═══ ENTRIES SUPPLIED ═══

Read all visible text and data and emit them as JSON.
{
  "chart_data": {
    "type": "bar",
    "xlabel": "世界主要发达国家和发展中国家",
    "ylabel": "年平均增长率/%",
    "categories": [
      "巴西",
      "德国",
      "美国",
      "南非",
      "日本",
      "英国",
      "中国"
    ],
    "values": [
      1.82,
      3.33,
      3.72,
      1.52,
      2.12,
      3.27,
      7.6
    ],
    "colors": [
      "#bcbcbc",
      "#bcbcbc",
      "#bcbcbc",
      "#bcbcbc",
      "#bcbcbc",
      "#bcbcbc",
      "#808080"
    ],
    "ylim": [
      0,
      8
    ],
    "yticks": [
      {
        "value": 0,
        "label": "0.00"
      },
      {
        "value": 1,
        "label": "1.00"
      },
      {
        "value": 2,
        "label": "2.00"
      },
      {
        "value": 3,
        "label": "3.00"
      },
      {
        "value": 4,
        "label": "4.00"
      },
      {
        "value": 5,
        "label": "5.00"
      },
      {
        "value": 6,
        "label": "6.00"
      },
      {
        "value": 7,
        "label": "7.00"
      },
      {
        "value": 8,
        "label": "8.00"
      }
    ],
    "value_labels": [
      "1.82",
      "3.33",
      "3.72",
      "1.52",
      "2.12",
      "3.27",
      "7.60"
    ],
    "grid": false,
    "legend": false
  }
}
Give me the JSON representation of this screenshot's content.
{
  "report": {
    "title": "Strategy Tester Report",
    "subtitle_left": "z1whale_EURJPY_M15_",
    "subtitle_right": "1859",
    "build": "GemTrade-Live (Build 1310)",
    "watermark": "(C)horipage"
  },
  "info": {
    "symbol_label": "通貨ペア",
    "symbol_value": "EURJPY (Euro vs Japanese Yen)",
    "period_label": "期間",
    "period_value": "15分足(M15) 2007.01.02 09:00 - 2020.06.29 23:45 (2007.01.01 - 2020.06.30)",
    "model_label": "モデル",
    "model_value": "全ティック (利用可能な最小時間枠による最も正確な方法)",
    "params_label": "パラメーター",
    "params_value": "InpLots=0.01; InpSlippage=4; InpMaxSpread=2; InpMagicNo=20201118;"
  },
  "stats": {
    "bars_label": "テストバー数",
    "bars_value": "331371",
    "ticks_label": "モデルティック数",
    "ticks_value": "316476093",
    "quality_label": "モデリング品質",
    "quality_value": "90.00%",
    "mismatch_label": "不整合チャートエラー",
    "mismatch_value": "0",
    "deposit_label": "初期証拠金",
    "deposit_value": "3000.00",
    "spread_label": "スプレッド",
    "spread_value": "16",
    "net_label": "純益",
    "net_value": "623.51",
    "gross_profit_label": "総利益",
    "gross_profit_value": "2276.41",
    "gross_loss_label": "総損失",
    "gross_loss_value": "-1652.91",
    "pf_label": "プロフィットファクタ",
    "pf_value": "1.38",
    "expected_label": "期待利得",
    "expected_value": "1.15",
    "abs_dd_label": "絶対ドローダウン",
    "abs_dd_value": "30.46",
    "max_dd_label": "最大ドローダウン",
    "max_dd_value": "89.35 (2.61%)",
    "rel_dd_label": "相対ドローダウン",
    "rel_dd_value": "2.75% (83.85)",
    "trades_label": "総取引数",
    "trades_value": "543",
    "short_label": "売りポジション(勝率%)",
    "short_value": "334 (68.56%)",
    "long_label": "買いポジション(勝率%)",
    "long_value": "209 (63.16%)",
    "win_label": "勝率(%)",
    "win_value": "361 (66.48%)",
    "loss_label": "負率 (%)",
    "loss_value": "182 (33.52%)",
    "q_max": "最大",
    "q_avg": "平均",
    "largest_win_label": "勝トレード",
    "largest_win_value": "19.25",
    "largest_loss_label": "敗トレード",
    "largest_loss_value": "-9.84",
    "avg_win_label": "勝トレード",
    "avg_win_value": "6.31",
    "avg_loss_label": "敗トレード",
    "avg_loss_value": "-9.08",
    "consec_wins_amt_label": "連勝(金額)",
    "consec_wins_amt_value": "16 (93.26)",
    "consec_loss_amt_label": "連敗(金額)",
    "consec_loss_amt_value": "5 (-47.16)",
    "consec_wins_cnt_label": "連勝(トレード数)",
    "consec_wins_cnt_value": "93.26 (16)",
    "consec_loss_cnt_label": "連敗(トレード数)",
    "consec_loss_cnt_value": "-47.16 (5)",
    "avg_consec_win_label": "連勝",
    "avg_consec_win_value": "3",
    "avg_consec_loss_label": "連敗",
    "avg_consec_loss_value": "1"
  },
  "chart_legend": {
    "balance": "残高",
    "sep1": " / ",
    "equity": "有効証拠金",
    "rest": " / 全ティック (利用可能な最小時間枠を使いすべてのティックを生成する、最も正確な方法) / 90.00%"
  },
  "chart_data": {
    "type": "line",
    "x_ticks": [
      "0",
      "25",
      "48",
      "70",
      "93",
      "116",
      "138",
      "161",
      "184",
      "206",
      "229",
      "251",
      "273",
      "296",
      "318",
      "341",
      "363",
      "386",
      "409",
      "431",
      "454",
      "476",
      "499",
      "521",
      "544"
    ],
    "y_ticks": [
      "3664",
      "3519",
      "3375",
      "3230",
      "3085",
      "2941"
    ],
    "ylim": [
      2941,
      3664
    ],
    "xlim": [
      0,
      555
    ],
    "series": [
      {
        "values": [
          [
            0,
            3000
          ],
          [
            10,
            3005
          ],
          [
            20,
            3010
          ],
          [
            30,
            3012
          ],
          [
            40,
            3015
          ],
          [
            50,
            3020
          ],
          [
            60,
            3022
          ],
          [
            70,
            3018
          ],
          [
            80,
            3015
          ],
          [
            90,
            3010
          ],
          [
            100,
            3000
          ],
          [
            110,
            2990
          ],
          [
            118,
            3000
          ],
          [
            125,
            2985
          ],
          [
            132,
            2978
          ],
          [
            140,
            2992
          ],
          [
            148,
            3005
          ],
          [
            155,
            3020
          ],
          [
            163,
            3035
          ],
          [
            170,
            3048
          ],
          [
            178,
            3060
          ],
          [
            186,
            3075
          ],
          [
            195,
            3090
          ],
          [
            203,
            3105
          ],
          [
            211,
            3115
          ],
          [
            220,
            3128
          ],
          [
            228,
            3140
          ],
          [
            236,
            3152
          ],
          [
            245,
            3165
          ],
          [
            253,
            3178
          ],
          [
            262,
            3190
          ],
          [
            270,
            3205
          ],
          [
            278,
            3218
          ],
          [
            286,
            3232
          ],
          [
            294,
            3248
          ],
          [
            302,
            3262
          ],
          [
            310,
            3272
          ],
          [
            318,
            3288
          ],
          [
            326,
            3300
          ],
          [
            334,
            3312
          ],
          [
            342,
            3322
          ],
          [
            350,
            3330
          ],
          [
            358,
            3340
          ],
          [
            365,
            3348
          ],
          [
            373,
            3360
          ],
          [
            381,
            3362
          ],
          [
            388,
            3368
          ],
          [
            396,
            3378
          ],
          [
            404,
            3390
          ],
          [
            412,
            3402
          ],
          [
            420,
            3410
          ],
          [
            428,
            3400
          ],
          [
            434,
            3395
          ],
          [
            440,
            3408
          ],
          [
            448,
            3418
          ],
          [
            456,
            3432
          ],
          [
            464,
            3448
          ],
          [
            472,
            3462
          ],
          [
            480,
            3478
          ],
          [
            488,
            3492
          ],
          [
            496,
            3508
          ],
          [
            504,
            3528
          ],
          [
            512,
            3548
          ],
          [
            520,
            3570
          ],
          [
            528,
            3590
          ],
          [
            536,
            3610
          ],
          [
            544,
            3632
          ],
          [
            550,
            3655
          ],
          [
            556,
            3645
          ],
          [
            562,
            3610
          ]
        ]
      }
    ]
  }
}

═══

- WHAT NEEDS TO BE DONE:
Every record above should be copied exactly.

- WORKED SOLUTION:
Read all visible text and data and emit them as JSON.
{
  "chart_data": {
    "type": "bar",
    "xlabel": "世界主要发达国家和发展中国家",
    "ylabel": "年平均增长率/%",
    "categories": [
      "巴西",
      "德国",
      "美国",
      "南非",
      "日本",
      "英国",
      "中国"
    ],
    "values": [
      1.82,
      3.33,
      3.72,
      1.52,
      2.12,
      3.27,
      7.6
    ],
    "colors": [
      "#bcbcbc",
      "#bcbcbc",
      "#bcbcbc",
      "#bcbcbc",
      "#bcbcbc",
      "#bcbcbc",
      "#808080"
    ],
    "ylim": [
      0,
      8
    ],
    "yticks": [
      {
        "value": 0,
        "label": "0.00"
      },
      {
        "value": 1,
        "label": "1.00"
      },
      {
        "value": 2,
        "label": "2.00"
      },
      {
        "value": 3,
        "label": "3.00"
      },
      {
        "value": 4,
        "label": "4.00"
      },
      {
        "value": 5,
        "label": "5.00"
      },
      {
        "value": 6,
        "label": "6.00"
      },
      {
        "value": 7,
        "label": "7.00"
      },
      {
        "value": 8,
        "label": "8.00"
      }
    ],
    "value_labels": [
      "1.82",
      "3.33",
      "3.72",
      "1.52",
      "2.12",
      "3.27",
      "7.60"
    ],
    "grid": false,
    "legend": false
  }
}
Give me the JSON representation of this screenshot's content.
{
  "report": {
    "title": "Strategy Tester Report",
    "subtitle_left": "z1whale_EURJPY_M15_",
    "subtitle_right": "1859",
    "build": "GemTrade-Live (Build 1310)",
    "watermark": "(C)horipage"
  },
  "info": {
    "symbol_label": "通貨ペア",
    "symbol_value": "EURJPY (Euro vs Japanese Yen)",
    "period_label": "期間",
    "period_value": "15分足(M15) 2007.01.02 09:00 - 2020.06.29 23:45 (2007.01.01 - 2020.06.30)",
    "model_label": "モデル",
    "model_value": "全ティック (利用可能な最小時間枠による最も正確な方法)",
    "params_label": "パラメーター",
    "params_value": "InpLots=0.01; InpSlippage=4; InpMaxSpread=2; InpMagicNo=20201118;"
  },
  "stats": {
    "bars_label": "テストバー数",
    "bars_value": "331371",
    "ticks_label": "モデルティック数",
    "ticks_value": "316476093",
    "quality_label": "モデリング品質",
    "quality_value": "90.00%",
    "mismatch_label": "不整合チャートエラー",
    "mismatch_value": "0",
    "deposit_label": "初期証拠金",
    "deposit_value": "3000.00",
    "spread_label": "スプレッド",
    "spread_value": "16",
    "net_label": "純益",
    "net_value": "623.51",
    "gross_profit_label": "総利益",
    "gross_profit_value": "2276.41",
    "gross_loss_label": "総損失",
    "gross_loss_value": "-1652.91",
    "pf_label": "プロフィットファクタ",
    "pf_value": "1.38",
    "expected_label": "期待利得",
    "expected_value": "1.15",
    "abs_dd_label": "絶対ドローダウン",
    "abs_dd_value": "30.46",
    "max_dd_label": "最大ドローダウン",
    "max_dd_value": "89.35 (2.61%)",
    "rel_dd_label": "相対ドローダウン",
    "rel_dd_value": "2.75% (83.85)",
    "trades_label": "総取引数",
    "trades_value": "543",
    "short_label": "売りポジション(勝率%)",
    "short_value": "334 (68.56%)",
    "long_label": "買いポジション(勝率%)",
    "long_value": "209 (63.16%)",
    "win_label": "勝率(%)",
    "win_value": "361 (66.48%)",
    "loss_label": "負率 (%)",
    "loss_value": "182 (33.52%)",
    "q_max": "最大",
    "q_avg": "平均",
    "largest_win_label": "勝トレード",
    "largest_win_value": "19.25",
    "largest_loss_label": "敗トレード",
    "largest_loss_value": "-9.84",
    "avg_win_label": "勝トレード",
    "avg_win_value": "6.31",
    "avg_loss_label": "敗トレード",
    "avg_loss_value": "-9.08",
    "consec_wins_amt_label": "連勝(金額)",
    "consec_wins_amt_value": "16 (93.26)",
    "consec_loss_amt_label": "連敗(金額)",
    "consec_loss_amt_value": "5 (-47.16)",
    "consec_wins_cnt_label": "連勝(トレード数)",
    "consec_wins_cnt_value": "93.26 (16)",
    "consec_loss_cnt_label": "連敗(トレード数)",
    "consec_loss_cnt_value": "-47.16 (5)",
    "avg_consec_win_label": "連勝",
    "avg_consec_win_value": "3",
    "avg_consec_loss_label": "連敗",
    "avg_consec_loss_value": "1"
  },
  "chart_legend": {
    "balance": "残高",
    "sep1": " / ",
    "equity": "有効証拠金",
    "rest": " / 全ティック (利用可能な最小時間枠を使いすべてのティックを生成する、最も正確な方法) / 90.00%"
  },
  "chart_data": {
    "type": "line",
    "x_ticks": [
      "0",
      "25",
      "48",
      "70",
      "93",
      "116",
      "138",
      "161",
      "184",
      "206",
      "229",
      "251",
      "273",
      "296",
      "318",
      "341",
      "363",
      "386",
      "409",
      "431",
      "454",
      "476",
      "499",
      "521",
      "544"
    ],
    "y_ticks": [
      "3664",
      "3519",
      "3375",
      "3230",
      "3085",
      "2941"
    ],
    "ylim": [
      2941,
      3664
    ],
    "xlim": [
      0,
      555
    ],
    "series": [
      {
        "values": [
          [
            0,
            3000
          ],
          [
            10,
            3005
          ],
          [
            20,
            3010
          ],
          [
            30,
            3012
          ],
          [
            40,
            3015
          ],
          [
            50,
            3020
          ],
          [
            60,
            3022
          ],
          [
            70,
            3018
          ],
          [
            80,
            3015
          ],
          [
            90,
            3010
          ],
          [
            100,
            3000
          ],
          [
            110,
            2990
          ],
          [
            118,
            3000
          ],
          [
            125,
            2985
          ],
          [
            132,
            2978
          ],
          [
            140,
            2992
          ],
          [
            148,
            3005
          ],
          [
            155,
            3020
          ],
          [
            163,
            3035
          ],
          [
            170,
            3048
          ],
          [
            178,
            3060
          ],
          [
            186,
            3075
          ],
          [
            195,
            3090
          ],
          [
            203,
            3105
          ],
          [
            211,
            3115
          ],
          [
            220,
            3128
          ],
          [
            228,
            3140
          ],
          [
            236,
            3152
          ],
          [
            245,
            3165
          ],
          [
            253,
            3178
          ],
          [
            262,
            3190
          ],
          [
            270,
            3205
          ],
          [
            278,
            3218
          ],
          [
            286,
            3232
          ],
          [
            294,
            3248
          ],
          [
            302,
            3262
          ],
          [
            310,
            3272
          ],
          [
            318,
            3288
          ],
          [
            326,
            3300
          ],
          [
            334,
            3312
          ],
          [
            342,
            3322
          ],
          [
            350,
            3330
          ],
          [
            358,
            3340
          ],
          [
            365,
            3348
          ],
          [
            373,
            3360
          ],
          [
            381,
            3362
          ],
          [
            388,
            3368
          ],
          [
            396,
            3378
          ],
          [
            404,
            3390
          ],
          [
            412,
            3402
          ],
          [
            420,
            3410
          ],
          [
            428,
            3400
          ],
          [
            434,
            3395
          ],
          [
            440,
            3408
          ],
          [
            448,
            3418
          ],
          [
            456,
            3432
          ],
          [
            464,
            3448
          ],
          [
            472,
            3462
          ],
          [
            480,
            3478
          ],
          [
            488,
            3492
          ],
          [
            496,
            3508
          ],
          [
            504,
            3528
          ],
          [
            512,
            3548
          ],
          [
            520,
            3570
          ],
          [
            528,
            3590
          ],
          [
            536,
            3610
          ],
          [
            544,
            3632
          ],
          [
            550,
            3655
          ],
          [
            556,
            3645
          ],
          [
            562,
            3610
          ]
        ]
      }
    ]
  }
}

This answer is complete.